==== SUPPLIED RECORDS

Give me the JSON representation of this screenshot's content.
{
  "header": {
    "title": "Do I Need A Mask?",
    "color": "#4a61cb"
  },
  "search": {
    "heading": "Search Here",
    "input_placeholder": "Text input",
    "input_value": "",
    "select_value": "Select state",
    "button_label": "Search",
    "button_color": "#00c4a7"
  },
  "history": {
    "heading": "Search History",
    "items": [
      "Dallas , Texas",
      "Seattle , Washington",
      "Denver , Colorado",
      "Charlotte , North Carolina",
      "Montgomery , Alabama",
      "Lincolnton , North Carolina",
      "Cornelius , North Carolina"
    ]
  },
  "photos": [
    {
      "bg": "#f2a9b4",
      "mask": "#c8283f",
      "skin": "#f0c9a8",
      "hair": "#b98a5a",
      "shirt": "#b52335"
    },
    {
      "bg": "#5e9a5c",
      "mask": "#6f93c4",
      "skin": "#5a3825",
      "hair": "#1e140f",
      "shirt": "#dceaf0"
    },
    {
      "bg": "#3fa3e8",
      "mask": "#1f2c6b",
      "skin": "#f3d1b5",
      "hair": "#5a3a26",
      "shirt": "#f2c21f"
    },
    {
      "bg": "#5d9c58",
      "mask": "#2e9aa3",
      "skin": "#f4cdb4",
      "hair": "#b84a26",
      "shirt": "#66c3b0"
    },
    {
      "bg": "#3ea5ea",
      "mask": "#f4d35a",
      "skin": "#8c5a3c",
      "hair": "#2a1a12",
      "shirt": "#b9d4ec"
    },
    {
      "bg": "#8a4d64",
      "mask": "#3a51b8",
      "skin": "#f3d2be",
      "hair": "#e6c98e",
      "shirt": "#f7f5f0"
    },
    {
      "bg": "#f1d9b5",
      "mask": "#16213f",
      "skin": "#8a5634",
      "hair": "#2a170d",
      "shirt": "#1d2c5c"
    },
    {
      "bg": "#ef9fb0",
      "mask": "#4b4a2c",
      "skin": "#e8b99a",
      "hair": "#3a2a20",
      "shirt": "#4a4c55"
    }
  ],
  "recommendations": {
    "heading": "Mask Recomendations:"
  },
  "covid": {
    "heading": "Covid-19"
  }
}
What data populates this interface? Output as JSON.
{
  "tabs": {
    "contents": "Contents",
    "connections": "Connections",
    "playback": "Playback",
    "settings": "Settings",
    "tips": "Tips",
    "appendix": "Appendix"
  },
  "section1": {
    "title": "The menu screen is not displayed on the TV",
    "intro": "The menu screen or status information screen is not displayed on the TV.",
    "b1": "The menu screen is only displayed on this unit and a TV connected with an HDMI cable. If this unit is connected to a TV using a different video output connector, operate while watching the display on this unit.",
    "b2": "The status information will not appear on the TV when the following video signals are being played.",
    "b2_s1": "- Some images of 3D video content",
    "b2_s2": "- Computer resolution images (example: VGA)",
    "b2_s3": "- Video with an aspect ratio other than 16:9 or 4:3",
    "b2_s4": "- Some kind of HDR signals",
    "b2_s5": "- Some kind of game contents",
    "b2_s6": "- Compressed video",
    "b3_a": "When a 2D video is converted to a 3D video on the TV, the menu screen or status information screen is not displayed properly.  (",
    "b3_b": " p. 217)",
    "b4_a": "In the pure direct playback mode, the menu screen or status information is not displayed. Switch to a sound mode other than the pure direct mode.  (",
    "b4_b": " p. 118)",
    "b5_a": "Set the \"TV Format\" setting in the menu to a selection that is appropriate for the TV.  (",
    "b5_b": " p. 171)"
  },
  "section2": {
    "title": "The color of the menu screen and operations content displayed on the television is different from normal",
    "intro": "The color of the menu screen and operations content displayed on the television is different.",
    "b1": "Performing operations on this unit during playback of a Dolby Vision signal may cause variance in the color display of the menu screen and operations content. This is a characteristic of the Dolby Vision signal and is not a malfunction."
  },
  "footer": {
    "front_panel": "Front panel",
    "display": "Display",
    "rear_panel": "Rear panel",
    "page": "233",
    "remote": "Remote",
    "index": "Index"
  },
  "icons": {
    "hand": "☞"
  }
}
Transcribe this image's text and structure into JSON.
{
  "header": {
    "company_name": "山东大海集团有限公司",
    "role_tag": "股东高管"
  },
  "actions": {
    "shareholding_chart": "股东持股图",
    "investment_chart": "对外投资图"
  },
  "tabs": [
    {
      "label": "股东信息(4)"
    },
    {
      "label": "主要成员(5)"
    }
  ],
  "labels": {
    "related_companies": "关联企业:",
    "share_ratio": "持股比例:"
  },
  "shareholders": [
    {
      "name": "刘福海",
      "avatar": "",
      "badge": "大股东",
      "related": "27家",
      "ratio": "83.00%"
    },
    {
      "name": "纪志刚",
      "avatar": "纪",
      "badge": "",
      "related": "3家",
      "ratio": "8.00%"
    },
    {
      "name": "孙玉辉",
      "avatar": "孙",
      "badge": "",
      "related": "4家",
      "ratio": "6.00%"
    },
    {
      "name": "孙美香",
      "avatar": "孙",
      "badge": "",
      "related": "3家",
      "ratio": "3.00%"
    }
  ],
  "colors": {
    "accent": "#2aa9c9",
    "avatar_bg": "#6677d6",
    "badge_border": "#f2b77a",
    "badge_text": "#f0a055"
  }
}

========

# REQUIRED TASK:
Go over the records above and tally each line that includes "intro". Give the total by itself.

# SOLVED PROBLEM:
2